Short task:
Scan the material for the word "marker", and copy each line where it shows up.

Data shown:
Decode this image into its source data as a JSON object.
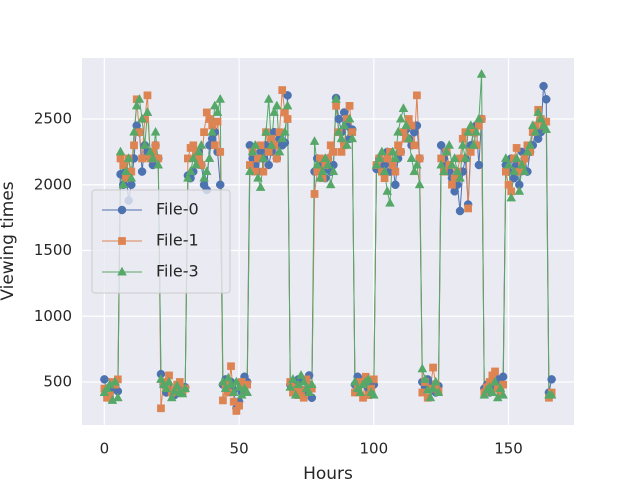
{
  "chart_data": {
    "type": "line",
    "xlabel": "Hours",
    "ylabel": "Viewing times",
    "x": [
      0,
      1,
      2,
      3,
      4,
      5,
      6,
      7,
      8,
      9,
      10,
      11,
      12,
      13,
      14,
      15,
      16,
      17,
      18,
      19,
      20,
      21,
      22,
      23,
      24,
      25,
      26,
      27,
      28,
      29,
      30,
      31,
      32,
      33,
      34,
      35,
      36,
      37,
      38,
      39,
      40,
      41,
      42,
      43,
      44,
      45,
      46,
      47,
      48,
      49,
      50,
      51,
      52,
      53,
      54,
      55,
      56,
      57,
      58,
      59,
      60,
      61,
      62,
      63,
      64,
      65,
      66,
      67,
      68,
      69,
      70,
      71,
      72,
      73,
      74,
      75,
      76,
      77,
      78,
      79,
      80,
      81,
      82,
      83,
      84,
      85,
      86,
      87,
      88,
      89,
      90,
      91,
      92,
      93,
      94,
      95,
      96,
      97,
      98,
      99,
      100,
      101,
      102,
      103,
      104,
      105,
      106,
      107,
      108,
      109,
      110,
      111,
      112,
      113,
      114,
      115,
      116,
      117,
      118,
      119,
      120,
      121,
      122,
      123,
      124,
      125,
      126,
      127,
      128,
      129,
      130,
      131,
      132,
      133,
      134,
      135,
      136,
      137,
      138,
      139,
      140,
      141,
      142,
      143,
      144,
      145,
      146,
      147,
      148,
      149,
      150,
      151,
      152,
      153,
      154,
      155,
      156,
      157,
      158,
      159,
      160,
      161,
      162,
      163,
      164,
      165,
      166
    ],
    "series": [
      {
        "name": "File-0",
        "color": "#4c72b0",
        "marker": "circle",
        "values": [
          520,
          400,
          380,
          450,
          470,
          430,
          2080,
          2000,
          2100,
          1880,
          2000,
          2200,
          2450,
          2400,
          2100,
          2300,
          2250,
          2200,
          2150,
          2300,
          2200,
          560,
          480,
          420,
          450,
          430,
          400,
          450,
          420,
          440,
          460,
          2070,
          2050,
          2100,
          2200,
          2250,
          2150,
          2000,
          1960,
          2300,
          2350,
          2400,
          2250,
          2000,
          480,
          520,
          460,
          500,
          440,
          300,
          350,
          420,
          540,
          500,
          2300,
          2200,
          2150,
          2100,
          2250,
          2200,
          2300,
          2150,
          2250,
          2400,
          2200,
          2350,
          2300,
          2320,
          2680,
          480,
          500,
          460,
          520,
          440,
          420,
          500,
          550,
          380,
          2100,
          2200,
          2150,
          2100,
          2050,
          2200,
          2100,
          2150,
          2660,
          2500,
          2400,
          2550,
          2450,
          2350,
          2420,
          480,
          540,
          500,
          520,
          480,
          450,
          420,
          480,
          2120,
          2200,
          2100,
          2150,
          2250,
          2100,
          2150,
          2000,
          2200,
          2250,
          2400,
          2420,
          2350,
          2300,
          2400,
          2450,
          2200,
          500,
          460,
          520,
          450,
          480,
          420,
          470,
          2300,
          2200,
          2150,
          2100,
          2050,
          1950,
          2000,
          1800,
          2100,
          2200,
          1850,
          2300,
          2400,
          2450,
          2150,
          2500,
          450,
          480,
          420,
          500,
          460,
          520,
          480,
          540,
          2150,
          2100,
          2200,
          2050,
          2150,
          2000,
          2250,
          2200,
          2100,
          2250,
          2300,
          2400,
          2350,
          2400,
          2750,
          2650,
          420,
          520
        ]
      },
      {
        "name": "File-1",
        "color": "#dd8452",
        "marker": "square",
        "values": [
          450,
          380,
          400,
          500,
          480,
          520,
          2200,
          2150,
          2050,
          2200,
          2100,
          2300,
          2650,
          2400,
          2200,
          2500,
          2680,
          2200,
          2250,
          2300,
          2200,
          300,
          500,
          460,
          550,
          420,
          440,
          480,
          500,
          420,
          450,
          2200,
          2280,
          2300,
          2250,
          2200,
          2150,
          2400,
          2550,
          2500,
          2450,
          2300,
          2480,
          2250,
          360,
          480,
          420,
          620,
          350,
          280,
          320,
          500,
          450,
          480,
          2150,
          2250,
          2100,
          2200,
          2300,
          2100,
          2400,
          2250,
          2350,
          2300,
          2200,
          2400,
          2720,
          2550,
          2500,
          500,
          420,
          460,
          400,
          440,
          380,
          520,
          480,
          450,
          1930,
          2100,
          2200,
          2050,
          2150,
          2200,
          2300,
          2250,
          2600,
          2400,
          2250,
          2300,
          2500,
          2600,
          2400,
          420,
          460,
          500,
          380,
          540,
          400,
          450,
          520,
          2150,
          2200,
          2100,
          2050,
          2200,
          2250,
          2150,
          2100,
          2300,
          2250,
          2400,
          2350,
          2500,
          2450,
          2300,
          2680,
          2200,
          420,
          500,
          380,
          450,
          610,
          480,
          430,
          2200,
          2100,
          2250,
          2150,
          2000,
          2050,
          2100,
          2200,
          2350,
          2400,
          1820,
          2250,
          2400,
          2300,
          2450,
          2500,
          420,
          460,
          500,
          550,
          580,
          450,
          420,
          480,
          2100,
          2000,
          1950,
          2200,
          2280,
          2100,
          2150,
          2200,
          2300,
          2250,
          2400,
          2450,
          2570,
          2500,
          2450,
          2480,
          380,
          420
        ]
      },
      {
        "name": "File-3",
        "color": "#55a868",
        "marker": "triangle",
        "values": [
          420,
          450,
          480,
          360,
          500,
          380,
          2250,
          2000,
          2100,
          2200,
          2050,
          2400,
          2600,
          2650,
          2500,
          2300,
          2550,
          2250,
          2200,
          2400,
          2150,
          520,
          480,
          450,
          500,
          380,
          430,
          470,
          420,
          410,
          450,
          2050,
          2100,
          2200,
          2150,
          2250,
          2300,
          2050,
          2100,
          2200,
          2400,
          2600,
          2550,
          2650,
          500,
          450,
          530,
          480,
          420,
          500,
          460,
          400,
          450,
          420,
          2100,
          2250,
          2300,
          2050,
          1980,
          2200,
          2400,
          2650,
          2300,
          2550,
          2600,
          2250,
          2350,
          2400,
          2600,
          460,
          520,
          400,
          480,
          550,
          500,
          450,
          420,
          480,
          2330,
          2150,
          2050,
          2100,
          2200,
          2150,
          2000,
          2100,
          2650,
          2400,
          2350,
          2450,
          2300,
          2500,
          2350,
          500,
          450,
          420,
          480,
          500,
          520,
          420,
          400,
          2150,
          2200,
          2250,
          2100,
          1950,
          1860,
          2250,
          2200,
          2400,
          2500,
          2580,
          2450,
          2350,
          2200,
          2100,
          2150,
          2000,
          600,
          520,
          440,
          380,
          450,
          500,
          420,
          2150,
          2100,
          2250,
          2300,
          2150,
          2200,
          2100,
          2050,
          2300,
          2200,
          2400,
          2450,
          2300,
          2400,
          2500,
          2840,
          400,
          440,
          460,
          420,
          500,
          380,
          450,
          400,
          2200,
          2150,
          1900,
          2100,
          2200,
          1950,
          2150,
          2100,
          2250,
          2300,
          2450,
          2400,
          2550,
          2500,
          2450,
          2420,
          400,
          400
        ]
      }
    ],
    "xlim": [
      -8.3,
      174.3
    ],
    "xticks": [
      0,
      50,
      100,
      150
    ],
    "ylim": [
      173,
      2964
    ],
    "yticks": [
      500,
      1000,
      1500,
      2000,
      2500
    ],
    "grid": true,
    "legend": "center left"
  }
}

Exercise answer:
        "marker": "circle",
        "marker": "square",
        "marker": "triangle",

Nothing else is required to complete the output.